╭──
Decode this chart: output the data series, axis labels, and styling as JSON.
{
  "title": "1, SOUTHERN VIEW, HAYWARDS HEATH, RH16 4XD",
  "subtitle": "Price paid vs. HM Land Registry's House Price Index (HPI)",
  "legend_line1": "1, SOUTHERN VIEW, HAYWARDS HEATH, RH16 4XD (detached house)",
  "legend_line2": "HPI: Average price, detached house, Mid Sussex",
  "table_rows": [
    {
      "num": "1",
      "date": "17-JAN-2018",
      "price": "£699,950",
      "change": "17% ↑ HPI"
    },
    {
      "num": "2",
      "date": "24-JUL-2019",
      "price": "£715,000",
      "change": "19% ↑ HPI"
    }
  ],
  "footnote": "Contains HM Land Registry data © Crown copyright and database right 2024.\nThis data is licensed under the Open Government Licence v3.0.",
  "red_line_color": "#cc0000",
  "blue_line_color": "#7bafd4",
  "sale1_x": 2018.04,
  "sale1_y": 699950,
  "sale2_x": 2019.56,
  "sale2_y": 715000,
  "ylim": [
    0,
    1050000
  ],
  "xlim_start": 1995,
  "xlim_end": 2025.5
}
╰──
Instructions for the task: Where a line of the data holds "detached", show that line.

Answer for the task:
  "legend_line1": "1, SOUTHERN VIEW, HAYWARDS HEATH, RH16 4XD (detached house)",
  "legend_line2": "HPI: Average price, detached house, Mid Sussex",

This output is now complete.